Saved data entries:
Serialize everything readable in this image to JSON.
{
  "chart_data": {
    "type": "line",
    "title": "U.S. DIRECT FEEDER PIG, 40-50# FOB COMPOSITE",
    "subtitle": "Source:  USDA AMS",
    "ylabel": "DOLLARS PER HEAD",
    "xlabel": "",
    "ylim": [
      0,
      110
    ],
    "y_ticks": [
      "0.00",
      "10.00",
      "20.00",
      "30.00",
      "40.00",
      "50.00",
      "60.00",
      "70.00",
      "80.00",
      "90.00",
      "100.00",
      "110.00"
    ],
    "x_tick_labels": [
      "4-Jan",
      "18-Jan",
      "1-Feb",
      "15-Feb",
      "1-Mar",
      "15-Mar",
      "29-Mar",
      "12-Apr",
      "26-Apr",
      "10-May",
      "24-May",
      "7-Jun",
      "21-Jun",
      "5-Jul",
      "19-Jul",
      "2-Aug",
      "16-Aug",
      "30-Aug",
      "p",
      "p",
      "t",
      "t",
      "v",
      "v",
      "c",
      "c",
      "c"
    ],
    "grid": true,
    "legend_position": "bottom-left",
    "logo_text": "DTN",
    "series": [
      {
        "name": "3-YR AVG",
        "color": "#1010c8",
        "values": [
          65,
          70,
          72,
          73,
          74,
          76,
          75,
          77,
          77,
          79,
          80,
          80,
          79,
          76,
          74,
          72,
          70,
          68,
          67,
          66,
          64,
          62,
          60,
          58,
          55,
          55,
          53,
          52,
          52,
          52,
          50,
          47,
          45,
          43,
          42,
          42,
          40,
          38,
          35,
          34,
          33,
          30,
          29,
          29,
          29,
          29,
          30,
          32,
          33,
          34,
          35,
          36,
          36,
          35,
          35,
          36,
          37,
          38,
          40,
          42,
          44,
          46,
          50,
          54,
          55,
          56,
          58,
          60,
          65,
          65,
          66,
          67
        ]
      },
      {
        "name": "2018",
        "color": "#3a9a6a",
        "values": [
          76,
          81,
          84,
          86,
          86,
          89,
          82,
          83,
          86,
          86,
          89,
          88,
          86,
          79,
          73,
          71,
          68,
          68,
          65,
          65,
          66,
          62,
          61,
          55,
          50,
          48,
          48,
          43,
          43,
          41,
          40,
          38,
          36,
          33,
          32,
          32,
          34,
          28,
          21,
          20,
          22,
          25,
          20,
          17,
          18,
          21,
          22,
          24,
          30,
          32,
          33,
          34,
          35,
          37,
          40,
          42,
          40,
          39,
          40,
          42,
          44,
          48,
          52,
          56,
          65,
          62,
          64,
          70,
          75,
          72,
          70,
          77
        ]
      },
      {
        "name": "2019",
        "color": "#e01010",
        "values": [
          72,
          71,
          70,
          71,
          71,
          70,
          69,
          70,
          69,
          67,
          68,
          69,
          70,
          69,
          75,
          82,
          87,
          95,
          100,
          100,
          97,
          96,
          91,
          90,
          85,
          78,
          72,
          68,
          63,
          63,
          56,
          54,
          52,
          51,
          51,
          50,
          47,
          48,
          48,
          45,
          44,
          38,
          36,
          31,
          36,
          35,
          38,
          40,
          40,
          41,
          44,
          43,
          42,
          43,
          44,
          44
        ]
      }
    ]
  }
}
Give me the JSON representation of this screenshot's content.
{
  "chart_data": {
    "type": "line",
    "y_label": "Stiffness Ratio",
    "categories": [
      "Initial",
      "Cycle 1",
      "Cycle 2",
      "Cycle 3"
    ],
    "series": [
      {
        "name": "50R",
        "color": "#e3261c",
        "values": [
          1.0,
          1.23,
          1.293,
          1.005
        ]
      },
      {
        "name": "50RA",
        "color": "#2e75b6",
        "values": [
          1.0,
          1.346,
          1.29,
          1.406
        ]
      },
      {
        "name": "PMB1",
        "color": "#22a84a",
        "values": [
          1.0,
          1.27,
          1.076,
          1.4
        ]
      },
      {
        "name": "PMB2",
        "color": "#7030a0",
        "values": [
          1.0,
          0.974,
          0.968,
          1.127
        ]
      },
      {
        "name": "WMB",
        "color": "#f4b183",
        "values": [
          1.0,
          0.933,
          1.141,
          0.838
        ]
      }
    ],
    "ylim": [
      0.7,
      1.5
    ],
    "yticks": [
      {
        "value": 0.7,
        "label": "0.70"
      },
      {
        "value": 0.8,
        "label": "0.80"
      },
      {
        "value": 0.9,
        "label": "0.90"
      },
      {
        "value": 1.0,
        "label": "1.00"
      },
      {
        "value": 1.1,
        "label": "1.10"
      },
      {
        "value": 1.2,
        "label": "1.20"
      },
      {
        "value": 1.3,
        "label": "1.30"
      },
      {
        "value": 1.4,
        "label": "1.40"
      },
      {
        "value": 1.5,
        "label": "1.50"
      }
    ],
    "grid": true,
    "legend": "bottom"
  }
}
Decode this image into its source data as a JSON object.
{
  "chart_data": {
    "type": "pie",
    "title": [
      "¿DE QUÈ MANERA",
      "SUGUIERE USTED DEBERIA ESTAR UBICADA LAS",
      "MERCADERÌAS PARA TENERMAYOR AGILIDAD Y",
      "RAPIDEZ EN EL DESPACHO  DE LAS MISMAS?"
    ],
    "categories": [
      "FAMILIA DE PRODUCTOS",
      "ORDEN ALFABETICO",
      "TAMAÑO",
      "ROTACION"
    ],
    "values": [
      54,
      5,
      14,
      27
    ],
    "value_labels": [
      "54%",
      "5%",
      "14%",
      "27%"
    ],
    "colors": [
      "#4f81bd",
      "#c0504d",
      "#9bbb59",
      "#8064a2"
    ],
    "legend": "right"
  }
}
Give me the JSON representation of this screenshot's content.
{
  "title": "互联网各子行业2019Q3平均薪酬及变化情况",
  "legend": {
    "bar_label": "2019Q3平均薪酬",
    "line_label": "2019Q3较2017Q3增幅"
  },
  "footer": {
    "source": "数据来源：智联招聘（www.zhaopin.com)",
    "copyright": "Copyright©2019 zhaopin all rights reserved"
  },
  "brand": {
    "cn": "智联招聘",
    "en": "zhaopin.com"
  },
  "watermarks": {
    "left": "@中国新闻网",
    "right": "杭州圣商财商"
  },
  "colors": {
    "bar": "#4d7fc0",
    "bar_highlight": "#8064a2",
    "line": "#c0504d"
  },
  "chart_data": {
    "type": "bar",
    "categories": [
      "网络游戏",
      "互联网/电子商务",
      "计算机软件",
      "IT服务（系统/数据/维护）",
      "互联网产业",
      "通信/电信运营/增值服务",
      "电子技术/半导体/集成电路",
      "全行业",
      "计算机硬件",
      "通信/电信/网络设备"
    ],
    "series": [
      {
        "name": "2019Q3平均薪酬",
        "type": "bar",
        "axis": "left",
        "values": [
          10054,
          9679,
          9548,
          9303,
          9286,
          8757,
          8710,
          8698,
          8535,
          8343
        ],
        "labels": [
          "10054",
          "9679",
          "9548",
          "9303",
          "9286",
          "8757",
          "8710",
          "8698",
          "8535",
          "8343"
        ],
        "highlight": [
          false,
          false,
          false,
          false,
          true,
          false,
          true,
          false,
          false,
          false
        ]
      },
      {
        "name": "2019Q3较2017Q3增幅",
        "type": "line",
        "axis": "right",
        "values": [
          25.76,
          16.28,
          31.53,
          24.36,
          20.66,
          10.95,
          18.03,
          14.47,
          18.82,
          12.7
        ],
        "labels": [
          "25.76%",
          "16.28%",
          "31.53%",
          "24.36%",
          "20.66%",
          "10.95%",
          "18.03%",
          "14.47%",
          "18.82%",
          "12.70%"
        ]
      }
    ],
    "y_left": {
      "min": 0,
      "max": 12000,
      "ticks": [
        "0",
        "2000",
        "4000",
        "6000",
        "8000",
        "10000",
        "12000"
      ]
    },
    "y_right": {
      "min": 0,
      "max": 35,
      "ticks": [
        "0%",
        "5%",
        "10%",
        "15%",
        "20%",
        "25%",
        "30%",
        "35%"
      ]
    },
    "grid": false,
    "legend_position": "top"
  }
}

* **STATED GOAL**
Check all the records above and select each line where the string "bottom" is found.

* **ANSWER TO THIS PROBLEM**
    "legend_position": "bottom-left",
    "legend": "bottom"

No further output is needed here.